Collected data -
++++

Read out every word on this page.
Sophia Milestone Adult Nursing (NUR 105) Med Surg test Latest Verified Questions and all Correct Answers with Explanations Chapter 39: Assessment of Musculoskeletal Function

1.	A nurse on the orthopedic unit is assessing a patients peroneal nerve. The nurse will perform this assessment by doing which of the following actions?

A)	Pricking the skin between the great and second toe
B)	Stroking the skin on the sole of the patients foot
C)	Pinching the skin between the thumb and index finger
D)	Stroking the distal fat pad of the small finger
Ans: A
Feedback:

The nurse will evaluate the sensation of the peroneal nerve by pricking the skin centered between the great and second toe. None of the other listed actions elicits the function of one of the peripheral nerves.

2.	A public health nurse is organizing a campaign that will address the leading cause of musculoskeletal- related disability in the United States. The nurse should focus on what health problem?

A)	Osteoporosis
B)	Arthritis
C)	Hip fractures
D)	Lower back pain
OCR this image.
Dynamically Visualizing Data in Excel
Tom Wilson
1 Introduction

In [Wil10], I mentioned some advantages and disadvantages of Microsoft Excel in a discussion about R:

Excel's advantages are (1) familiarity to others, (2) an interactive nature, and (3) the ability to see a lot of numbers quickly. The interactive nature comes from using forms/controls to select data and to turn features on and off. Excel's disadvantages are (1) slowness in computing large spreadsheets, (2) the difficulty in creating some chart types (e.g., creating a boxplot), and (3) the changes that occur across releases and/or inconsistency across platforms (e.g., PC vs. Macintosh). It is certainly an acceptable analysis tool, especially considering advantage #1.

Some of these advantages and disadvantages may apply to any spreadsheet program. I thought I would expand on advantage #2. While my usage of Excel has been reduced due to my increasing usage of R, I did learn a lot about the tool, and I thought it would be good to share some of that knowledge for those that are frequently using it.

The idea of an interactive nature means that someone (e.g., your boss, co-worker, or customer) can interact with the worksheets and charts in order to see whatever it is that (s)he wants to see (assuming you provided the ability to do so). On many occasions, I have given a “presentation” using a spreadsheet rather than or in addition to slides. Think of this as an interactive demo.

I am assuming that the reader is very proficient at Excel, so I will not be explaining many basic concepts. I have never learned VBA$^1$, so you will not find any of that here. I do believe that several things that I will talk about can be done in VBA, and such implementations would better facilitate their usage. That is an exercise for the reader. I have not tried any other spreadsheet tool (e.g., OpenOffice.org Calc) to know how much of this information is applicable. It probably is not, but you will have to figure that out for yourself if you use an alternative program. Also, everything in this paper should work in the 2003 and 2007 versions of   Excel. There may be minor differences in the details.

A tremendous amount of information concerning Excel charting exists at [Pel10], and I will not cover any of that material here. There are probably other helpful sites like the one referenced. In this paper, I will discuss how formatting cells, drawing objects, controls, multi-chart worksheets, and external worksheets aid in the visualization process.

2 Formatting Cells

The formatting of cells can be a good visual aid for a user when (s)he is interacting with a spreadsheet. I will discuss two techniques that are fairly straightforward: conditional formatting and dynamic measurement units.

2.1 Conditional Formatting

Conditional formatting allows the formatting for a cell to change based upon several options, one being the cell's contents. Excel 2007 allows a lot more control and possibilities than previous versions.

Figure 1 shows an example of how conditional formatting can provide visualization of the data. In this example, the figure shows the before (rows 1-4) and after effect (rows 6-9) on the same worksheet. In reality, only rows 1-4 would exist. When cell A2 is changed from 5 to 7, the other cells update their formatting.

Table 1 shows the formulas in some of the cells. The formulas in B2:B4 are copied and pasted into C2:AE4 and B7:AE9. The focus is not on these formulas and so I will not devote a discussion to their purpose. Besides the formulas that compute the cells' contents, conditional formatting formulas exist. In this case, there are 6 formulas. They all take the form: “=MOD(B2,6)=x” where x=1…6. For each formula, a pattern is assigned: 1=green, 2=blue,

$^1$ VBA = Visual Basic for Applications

++++

What is expected - Find the word "disadvantages" in the entries. Copy each line that holds it.

Result below -
In [Wil10], I mentioned some advantages and disadvantages of Microsoft Excel in a discussion about R:
Excel's advantages are (1) familiarity to others, (2) an interactive nature, and (3) the ability to see a lot of numbers quickly. The interactive nature comes from using forms/controls to select data and to turn features on and off. Excel's disadvantages are (1) slowness in computing large spreadsheets, (2) the difficulty in creating some chart types (e.g., creating a boxplot), and (3) the changes that occur across releases and/or inconsistency across platforms (e.g., PC vs. Macintosh). It is certainly an acceptable analysis tool, especially considering advantage #1.
Some of these advantages and disadvantages may apply to any spreadsheet program. I thought I would expand on advantage #2. While my usage of Excel has been reduced due to my increasing usage of R, I did learn a lot about the tool, and I thought it would be good to share some of that knowledge for those that are frequently using it.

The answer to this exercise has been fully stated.